## Exercise description
Start with the line containing "What data populates" and write out each line through the end of the listing, exactly as given.

** start **

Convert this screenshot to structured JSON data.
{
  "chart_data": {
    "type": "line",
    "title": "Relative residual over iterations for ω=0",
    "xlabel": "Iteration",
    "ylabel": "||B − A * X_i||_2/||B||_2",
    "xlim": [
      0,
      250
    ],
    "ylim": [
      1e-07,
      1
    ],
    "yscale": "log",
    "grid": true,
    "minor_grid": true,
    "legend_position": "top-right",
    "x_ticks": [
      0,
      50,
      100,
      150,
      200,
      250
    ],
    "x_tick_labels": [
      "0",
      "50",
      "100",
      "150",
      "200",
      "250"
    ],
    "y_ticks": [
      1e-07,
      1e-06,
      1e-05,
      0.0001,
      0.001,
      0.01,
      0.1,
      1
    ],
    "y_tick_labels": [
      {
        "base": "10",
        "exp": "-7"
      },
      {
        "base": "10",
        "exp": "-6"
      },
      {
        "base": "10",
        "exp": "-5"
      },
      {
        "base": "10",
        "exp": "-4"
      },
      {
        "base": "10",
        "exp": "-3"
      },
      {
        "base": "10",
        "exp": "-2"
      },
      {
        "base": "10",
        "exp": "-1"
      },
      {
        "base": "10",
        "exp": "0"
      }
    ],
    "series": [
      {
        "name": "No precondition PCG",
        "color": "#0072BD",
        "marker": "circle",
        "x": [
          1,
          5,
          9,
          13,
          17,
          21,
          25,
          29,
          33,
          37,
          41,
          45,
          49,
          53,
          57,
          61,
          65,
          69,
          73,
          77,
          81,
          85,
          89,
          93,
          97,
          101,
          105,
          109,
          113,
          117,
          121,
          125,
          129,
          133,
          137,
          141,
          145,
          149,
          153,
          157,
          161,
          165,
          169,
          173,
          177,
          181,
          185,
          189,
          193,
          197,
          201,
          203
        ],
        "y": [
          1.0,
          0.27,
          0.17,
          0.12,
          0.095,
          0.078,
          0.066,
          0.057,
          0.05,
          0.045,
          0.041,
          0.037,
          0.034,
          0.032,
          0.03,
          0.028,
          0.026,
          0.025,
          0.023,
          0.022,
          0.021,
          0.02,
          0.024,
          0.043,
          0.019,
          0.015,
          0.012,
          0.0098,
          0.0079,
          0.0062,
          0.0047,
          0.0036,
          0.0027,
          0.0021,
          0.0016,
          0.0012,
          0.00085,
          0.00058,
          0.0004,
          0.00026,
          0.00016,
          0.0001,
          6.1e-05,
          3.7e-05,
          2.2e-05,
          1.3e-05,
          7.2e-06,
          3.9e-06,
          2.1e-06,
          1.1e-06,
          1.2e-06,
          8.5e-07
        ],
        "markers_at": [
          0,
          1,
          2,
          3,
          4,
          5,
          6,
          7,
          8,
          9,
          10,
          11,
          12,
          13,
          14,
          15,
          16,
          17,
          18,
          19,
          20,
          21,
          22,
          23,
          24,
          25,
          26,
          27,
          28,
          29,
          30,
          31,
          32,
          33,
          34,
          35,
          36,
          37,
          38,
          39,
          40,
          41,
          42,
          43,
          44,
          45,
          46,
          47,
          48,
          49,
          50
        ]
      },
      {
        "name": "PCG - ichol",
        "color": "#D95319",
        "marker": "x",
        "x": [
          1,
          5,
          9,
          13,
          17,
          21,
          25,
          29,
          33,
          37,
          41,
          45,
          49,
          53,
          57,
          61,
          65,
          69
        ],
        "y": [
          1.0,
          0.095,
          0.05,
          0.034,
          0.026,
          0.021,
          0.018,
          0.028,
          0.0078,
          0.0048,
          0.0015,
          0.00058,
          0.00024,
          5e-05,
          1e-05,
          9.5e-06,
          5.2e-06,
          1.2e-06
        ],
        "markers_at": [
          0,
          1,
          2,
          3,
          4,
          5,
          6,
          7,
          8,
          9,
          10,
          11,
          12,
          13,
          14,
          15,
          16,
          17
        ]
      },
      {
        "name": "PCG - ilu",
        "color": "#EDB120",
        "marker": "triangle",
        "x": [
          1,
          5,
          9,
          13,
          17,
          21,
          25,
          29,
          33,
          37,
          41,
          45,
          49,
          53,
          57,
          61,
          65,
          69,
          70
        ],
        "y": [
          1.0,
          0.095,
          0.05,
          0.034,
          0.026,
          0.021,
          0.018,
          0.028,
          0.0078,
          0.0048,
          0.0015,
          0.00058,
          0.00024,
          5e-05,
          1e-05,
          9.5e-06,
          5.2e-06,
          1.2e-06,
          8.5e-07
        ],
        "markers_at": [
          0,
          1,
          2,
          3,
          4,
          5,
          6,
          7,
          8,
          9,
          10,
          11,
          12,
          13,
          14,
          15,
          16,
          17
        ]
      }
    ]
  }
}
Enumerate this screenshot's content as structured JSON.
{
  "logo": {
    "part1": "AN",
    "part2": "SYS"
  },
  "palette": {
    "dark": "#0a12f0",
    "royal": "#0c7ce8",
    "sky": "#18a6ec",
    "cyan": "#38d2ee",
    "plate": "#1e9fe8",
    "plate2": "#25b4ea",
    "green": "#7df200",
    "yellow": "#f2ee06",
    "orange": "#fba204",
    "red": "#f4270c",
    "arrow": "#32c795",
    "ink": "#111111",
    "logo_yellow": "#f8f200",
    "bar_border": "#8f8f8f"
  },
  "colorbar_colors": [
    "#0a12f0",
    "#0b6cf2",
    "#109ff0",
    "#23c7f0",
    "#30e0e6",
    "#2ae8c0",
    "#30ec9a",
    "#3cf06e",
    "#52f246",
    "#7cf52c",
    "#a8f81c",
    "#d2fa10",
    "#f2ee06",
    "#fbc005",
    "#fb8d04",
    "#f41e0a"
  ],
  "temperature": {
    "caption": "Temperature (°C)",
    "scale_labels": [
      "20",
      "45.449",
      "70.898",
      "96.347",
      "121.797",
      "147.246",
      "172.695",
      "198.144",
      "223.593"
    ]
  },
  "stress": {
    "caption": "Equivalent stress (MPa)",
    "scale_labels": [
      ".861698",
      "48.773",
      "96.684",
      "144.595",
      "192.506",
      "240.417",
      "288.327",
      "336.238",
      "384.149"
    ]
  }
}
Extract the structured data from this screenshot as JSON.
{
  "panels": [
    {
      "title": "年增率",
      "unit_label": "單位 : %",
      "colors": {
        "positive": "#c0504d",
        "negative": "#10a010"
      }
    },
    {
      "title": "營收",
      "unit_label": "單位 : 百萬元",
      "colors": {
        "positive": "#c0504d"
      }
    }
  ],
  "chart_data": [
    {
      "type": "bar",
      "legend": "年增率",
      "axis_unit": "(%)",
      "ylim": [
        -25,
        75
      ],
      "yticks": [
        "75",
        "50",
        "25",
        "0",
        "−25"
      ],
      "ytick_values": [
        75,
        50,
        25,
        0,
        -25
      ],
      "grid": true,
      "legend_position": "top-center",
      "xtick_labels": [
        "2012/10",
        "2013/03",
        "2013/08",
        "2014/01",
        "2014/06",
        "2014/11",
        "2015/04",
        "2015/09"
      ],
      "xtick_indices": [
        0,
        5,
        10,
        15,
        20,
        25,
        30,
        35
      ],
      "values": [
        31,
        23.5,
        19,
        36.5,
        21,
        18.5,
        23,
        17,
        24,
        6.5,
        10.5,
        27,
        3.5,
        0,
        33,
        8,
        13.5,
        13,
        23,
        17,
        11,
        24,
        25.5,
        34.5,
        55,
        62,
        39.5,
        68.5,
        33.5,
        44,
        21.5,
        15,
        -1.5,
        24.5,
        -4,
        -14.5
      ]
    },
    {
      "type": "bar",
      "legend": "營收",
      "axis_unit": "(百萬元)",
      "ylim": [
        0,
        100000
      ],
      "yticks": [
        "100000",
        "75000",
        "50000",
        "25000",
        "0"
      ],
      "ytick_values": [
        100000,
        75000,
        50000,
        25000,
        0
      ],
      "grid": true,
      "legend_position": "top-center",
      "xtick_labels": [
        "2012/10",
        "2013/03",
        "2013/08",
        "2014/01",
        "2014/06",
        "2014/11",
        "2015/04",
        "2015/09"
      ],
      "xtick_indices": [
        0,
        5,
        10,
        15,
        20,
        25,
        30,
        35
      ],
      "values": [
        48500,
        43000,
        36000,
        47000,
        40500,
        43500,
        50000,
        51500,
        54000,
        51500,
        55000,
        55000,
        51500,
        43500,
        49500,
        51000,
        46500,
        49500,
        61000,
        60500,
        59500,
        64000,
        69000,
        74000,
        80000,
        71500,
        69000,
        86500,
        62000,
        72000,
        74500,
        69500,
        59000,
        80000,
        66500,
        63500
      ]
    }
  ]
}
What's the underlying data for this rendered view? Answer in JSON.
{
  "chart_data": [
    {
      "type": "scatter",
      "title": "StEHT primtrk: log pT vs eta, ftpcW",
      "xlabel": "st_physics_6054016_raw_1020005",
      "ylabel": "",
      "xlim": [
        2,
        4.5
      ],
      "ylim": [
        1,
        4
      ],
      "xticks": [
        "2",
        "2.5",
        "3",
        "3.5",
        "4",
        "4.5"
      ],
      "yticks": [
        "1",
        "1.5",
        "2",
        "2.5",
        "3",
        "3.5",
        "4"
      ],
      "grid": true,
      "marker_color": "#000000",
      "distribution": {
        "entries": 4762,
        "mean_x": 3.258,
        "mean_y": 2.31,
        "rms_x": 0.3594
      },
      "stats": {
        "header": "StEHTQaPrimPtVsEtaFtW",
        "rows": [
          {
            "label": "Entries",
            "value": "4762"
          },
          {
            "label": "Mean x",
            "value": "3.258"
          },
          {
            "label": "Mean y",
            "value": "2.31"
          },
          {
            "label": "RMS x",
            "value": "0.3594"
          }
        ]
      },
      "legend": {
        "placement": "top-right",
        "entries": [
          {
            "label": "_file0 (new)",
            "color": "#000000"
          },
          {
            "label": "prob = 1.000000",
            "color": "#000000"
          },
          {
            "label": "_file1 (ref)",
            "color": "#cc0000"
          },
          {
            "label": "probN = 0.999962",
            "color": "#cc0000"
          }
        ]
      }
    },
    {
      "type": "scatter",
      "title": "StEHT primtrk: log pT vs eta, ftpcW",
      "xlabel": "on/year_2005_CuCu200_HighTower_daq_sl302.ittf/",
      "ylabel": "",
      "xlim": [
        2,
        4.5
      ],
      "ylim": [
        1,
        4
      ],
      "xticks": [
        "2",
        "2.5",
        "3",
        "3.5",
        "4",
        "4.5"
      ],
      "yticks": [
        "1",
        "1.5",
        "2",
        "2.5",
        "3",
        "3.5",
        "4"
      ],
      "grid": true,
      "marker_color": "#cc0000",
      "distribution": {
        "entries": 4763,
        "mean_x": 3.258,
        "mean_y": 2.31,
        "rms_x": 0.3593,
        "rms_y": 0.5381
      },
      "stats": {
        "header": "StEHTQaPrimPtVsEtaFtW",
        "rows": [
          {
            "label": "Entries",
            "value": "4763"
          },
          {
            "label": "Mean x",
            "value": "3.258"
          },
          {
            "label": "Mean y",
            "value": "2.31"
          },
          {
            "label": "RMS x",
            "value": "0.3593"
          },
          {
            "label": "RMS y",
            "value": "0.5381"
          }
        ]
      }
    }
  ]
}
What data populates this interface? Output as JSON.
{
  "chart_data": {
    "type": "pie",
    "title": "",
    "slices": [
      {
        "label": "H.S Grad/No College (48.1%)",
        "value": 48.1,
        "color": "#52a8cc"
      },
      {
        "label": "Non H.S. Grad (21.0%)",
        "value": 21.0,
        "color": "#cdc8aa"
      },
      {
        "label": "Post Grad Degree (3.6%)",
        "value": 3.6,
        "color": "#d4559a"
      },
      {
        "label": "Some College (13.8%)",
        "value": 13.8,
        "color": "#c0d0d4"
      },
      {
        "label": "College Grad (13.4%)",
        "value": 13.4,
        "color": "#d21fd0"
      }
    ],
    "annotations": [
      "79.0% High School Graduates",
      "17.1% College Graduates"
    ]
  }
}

** end **

## Written response
What data populates this interface? Output as JSON.
{
  "chart_data": {
    "type": "pie",
    "title": "",
    "slices": [
      {
        "label": "H.S Grad/No College (48.1%)",
        "value": 48.1,
        "color": "#52a8cc"
      },
      {
        "label": "Non H.S. Grad (21.0%)",
        "value": 21.0,
        "color": "#cdc8aa"
      },
      {
        "label": "Post Grad Degree (3.6%)",
        "value": 3.6,
        "color": "#d4559a"
      },
      {
        "label": "Some College (13.8%)",
        "value": 13.8,
        "color": "#c0d0d4"
      },
      {
        "label": "College Grad (13.4%)",
        "value": 13.4,
        "color": "#d21fd0"
      }
    ],
    "annotations": [
      "79.0% High School Graduates",
      "17.1% College Graduates"
    ]
  }
}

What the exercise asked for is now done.